(Short task): Return every line of the material exactly.
# START OF Extracted information
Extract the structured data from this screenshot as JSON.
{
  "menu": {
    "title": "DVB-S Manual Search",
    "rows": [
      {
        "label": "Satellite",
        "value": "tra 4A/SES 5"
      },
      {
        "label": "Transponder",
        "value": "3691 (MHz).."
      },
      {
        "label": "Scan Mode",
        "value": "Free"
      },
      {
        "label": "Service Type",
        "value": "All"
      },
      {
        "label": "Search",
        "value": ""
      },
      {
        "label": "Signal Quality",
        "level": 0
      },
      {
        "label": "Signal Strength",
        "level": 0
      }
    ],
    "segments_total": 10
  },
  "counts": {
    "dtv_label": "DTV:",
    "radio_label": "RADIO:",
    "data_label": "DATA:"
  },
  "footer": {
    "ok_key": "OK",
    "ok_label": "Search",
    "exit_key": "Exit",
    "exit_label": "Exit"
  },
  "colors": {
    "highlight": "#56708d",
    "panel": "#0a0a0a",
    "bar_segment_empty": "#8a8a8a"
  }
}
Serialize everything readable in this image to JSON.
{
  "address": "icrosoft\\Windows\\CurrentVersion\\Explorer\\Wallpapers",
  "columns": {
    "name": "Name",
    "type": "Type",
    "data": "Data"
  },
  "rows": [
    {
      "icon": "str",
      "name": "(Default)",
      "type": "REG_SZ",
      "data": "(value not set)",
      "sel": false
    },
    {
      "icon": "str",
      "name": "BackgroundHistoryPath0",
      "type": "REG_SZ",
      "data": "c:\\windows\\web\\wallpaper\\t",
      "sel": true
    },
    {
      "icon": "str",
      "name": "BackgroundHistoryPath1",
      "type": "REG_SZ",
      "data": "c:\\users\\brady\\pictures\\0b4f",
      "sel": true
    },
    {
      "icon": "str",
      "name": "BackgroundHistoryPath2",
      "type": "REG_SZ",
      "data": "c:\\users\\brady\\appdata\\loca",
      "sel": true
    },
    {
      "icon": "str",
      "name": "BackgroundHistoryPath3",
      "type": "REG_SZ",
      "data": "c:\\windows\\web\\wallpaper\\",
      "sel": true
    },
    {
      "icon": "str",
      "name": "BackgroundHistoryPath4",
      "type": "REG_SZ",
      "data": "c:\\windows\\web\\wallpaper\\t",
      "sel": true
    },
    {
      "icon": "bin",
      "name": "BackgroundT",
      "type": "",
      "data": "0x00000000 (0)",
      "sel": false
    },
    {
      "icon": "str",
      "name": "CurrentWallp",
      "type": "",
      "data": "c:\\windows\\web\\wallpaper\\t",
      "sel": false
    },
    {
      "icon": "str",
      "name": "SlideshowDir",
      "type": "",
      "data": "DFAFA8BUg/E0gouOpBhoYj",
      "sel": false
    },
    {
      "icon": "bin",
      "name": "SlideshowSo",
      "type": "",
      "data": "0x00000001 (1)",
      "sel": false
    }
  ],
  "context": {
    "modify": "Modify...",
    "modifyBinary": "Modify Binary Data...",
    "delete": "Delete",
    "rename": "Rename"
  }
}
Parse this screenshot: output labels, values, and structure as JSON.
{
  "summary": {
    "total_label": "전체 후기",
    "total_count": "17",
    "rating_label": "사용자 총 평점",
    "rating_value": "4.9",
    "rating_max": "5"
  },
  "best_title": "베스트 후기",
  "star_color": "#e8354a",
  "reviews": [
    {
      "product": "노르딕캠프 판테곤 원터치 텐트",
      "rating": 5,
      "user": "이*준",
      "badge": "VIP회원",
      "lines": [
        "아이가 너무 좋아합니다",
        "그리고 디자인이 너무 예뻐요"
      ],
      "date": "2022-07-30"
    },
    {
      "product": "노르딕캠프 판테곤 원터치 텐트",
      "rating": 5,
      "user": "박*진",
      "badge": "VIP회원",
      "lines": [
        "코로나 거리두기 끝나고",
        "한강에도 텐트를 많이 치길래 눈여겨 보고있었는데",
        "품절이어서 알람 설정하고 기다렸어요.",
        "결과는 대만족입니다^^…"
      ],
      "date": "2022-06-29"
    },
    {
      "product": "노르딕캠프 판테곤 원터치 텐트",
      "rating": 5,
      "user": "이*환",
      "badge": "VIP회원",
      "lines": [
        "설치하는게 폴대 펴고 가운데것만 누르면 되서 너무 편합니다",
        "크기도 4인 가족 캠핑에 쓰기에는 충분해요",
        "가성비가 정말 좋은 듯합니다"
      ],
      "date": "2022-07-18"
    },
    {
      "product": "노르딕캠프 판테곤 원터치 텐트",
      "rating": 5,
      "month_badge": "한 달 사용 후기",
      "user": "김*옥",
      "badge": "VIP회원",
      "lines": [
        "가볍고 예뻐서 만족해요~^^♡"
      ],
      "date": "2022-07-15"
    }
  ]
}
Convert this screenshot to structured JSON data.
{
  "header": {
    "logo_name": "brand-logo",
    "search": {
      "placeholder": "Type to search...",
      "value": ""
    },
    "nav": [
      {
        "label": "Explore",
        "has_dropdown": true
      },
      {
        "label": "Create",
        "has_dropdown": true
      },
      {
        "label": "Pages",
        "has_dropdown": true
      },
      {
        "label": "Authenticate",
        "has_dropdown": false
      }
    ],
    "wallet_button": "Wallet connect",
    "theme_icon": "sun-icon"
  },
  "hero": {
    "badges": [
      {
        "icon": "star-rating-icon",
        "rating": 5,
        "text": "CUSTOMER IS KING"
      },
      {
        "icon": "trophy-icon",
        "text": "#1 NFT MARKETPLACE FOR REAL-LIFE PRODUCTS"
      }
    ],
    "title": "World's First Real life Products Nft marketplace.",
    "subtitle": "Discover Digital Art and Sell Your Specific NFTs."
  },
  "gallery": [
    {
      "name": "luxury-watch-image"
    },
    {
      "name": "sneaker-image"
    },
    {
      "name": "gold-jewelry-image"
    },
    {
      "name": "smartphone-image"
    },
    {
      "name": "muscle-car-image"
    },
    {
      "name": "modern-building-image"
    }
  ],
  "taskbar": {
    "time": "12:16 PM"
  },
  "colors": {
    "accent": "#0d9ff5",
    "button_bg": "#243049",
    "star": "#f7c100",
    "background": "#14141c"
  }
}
# END OF Extracted information
(Correct output):
Extract the structured data from this screenshot as JSON.
{
  "menu": {
    "title": "DVB-S Manual Search",
    "rows": [
      {
        "label": "Satellite",
        "value": "tra 4A/SES 5"
      },
      {
        "label": "Transponder",
        "value": "3691 (MHz).."
      },
      {
        "label": "Scan Mode",
        "value": "Free"
      },
      {
        "label": "Service Type",
        "value": "All"
      },
      {
        "label": "Search",
        "value": ""
      },
      {
        "label": "Signal Quality",
        "level": 0
      },
      {
        "label": "Signal Strength",
        "level": 0
      }
    ],
    "segments_total": 10
  },
  "counts": {
    "dtv_label": "DTV:",
    "radio_label": "RADIO:",
    "data_label": "DATA:"
  },
  "footer": {
    "ok_key": "OK",
    "ok_label": "Search",
    "exit_key": "Exit",
    "exit_label": "Exit"
  },
  "colors": {
    "highlight": "#56708d",
    "panel": "#0a0a0a",
    "bar_segment_empty": "#8a8a8a"
  }
}
Serialize everything readable in this image to JSON.
{
  "address": "icrosoft\\Windows\\CurrentVersion\\Explorer\\Wallpapers",
  "columns": {
    "name": "Name",
    "type": "Type",
    "data": "Data"
  },
  "rows": [
    {
      "icon": "str",
      "name": "(Default)",
      "type": "REG_SZ",
      "data": "(value not set)",
      "sel": false
    },
    {
      "icon": "str",
      "name": "BackgroundHistoryPath0",
      "type": "REG_SZ",
      "data": "c:\\windows\\web\\wallpaper\\t",
      "sel": true
    },
    {
      "icon": "str",
      "name": "BackgroundHistoryPath1",
      "type": "REG_SZ",
      "data": "c:\\users\\brady\\pictures\\0b4f",
      "sel": true
    },
    {
      "icon": "str",
      "name": "BackgroundHistoryPath2",
      "type": "REG_SZ",
      "data": "c:\\users\\brady\\appdata\\loca",
      "sel": true
    },
    {
      "icon": "str",
      "name": "BackgroundHistoryPath3",
      "type": "REG_SZ",
      "data": "c:\\windows\\web\\wallpaper\\",
      "sel": true
    },
    {
      "icon": "str",
      "name": "BackgroundHistoryPath4",
      "type": "REG_SZ",
      "data": "c:\\windows\\web\\wallpaper\\t",
      "sel": true
    },
    {
      "icon": "bin",
      "name": "BackgroundT",
      "type": "",
      "data": "0x00000000 (0)",
      "sel": false
    },
    {
      "icon": "str",
      "name": "CurrentWallp",
      "type": "",
      "data": "c:\\windows\\web\\wallpaper\\t",
      "sel": false
    },
    {
      "icon": "str",
      "name": "SlideshowDir",
      "type": "",
      "data": "DFAFA8BUg/E0gouOpBhoYj",
      "sel": false
    },
    {
      "icon": "bin",
      "name": "SlideshowSo",
      "type": "",
      "data": "0x00000001 (1)",
      "sel": false
    }
  ],
  "context": {
    "modify": "Modify...",
    "modifyBinary": "Modify Binary Data...",
    "delete": "Delete",
    "rename": "Rename"
  }
}
Parse this screenshot: output labels, values, and structure as JSON.
{
  "summary": {
    "total_label": "전체 후기",
    "total_count": "17",
    "rating_label": "사용자 총 평점",
    "rating_value": "4.9",
    "rating_max": "5"
  },
  "best_title": "베스트 후기",
  "star_color": "#e8354a",
  "reviews": [
    {
      "product": "노르딕캠프 판테곤 원터치 텐트",
      "rating": 5,
      "user": "이*준",
      "badge": "VIP회원",
      "lines": [
        "아이가 너무 좋아합니다",
        "그리고 디자인이 너무 예뻐요"
      ],
      "date": "2022-07-30"
    },
    {
      "product": "노르딕캠프 판테곤 원터치 텐트",
      "rating": 5,
      "user": "박*진",
      "badge": "VIP회원",
      "lines": [
        "코로나 거리두기 끝나고",
        "한강에도 텐트를 많이 치길래 눈여겨 보고있었는데",
        "품절이어서 알람 설정하고 기다렸어요.",
        "결과는 대만족입니다^^…"
      ],
      "date": "2022-06-29"
    },
    {
      "product": "노르딕캠프 판테곤 원터치 텐트",
      "rating": 5,
      "user": "이*환",
      "badge": "VIP회원",
      "lines": [
        "설치하는게 폴대 펴고 가운데것만 누르면 되서 너무 편합니다",
        "크기도 4인 가족 캠핑에 쓰기에는 충분해요",
        "가성비가 정말 좋은 듯합니다"
      ],
      "date": "2022-07-18"
    },
    {
      "product": "노르딕캠프 판테곤 원터치 텐트",
      "rating": 5,
      "month_badge": "한 달 사용 후기",
      "user": "김*옥",
      "badge": "VIP회원",
      "lines": [
        "가볍고 예뻐서 만족해요~^^♡"
      ],
      "date": "2022-07-15"
    }
  ]
}
Convert this screenshot to structured JSON data.
{
  "header": {
    "logo_name": "brand-logo",
    "search": {
      "placeholder": "Type to search...",
      "value": ""
    },
    "nav": [
      {
        "label": "Explore",
        "has_dropdown": true
      },
      {
        "label": "Create",
        "has_dropdown": true
      },
      {
        "label": "Pages",
        "has_dropdown": true
      },
      {
        "label": "Authenticate",
        "has_dropdown": false
      }
    ],
    "wallet_button": "Wallet connect",
    "theme_icon": "sun-icon"
  },
  "hero": {
    "badges": [
      {
        "icon": "star-rating-icon",
        "rating": 5,
        "text": "CUSTOMER IS KING"
      },
      {
        "icon": "trophy-icon",
        "text": "#1 NFT MARKETPLACE FOR REAL-LIFE PRODUCTS"
      }
    ],
    "title": "World's First Real life Products Nft marketplace.",
    "subtitle": "Discover Digital Art and Sell Your Specific NFTs."
  },
  "gallery": [
    {
      "name": "luxury-watch-image"
    },
    {
      "name": "sneaker-image"
    },
    {
      "name": "gold-jewelry-image"
    },
    {
      "name": "smartphone-image"
    },
    {
      "name": "muscle-car-image"
    },
    {
      "name": "modern-building-image"
    }
  ],
  "taskbar": {
    "time": "12:16 PM"
  },
  "colors": {
    "accent": "#0d9ff5",
    "button_bg": "#243049",
    "star": "#f7c100",
    "background": "#14141c"
  }
}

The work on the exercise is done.